→ **INFORMATION SHOWN**:
+ + + + +

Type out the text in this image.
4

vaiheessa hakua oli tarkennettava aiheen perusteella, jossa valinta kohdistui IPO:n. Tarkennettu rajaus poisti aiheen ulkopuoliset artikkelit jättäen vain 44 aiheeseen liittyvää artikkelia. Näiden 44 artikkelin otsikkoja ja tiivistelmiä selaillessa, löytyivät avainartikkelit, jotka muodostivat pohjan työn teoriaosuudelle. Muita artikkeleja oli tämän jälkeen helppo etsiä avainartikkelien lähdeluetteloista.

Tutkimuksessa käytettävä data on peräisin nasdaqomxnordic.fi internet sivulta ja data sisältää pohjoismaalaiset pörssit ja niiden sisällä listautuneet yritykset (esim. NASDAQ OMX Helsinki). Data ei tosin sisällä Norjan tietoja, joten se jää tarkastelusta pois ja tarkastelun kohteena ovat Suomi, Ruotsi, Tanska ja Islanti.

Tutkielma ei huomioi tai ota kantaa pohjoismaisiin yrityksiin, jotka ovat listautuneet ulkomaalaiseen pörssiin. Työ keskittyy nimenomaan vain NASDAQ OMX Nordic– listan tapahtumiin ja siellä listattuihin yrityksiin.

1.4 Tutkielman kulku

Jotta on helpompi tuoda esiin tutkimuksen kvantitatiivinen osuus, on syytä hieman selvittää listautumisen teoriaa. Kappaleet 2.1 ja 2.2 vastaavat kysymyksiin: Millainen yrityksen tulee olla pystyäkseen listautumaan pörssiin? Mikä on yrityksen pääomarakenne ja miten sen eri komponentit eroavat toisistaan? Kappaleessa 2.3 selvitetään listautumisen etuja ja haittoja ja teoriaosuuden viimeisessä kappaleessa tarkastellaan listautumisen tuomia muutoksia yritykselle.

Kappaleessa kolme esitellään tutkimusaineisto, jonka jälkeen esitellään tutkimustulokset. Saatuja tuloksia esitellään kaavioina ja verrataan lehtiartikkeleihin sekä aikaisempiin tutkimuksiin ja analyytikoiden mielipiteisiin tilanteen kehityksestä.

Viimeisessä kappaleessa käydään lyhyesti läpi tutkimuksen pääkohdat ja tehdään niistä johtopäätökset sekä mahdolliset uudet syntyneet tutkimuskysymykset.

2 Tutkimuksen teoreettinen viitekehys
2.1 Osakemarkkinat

+ + + + +

→ **WHAT IS EXPECTED**: Make a verbatim copy of every entry shown above.

→ **ANSWER TO THIS EXERCISE**:
Type out the text in this image.
4

vaiheessa hakua oli tarkennettava aiheen perusteella, jossa valinta kohdistui IPO:n. Tarkennettu rajaus poisti aiheen ulkopuoliset artikkelit jättäen vain 44 aiheeseen liittyvää artikkelia. Näiden 44 artikkelin otsikkoja ja tiivistelmiä selaillessa, löytyivät avainartikkelit, jotka muodostivat pohjan työn teoriaosuudelle. Muita artikkeleja oli tämän jälkeen helppo etsiä avainartikkelien lähdeluetteloista.

Tutkimuksessa käytettävä data on peräisin nasdaqomxnordic.fi internet sivulta ja data sisältää pohjoismaalaiset pörssit ja niiden sisällä listautuneet yritykset (esim. NASDAQ OMX Helsinki). Data ei tosin sisällä Norjan tietoja, joten se jää tarkastelusta pois ja tarkastelun kohteena ovat Suomi, Ruotsi, Tanska ja Islanti.

Tutkielma ei huomioi tai ota kantaa pohjoismaisiin yrityksiin, jotka ovat listautuneet ulkomaalaiseen pörssiin. Työ keskittyy nimenomaan vain NASDAQ OMX Nordic– listan tapahtumiin ja siellä listattuihin yrityksiin.

1.4 Tutkielman kulku

Jotta on helpompi tuoda esiin tutkimuksen kvantitatiivinen osuus, on syytä hieman selvittää listautumisen teoriaa. Kappaleet 2.1 ja 2.2 vastaavat kysymyksiin: Millainen yrityksen tulee olla pystyäkseen listautumaan pörssiin? Mikä on yrityksen pääomarakenne ja miten sen eri komponentit eroavat toisistaan? Kappaleessa 2.3 selvitetään listautumisen etuja ja haittoja ja teoriaosuuden viimeisessä kappaleessa tarkastellaan listautumisen tuomia muutoksia yritykselle.

Kappaleessa kolme esitellään tutkimusaineisto, jonka jälkeen esitellään tutkimustulokset. Saatuja tuloksia esitellään kaavioina ja verrataan lehtiartikkeleihin sekä aikaisempiin tutkimuksiin ja analyytikoiden mielipiteisiin tilanteen kehityksestä.

Viimeisessä kappaleessa käydään lyhyesti läpi tutkimuksen pääkohdat ja tehdään niistä johtopäätökset sekä mahdolliset uudet syntyneet tutkimuskysymykset.

2 Tutkimuksen teoreettinen viitekehys
2.1 Osakemarkkinat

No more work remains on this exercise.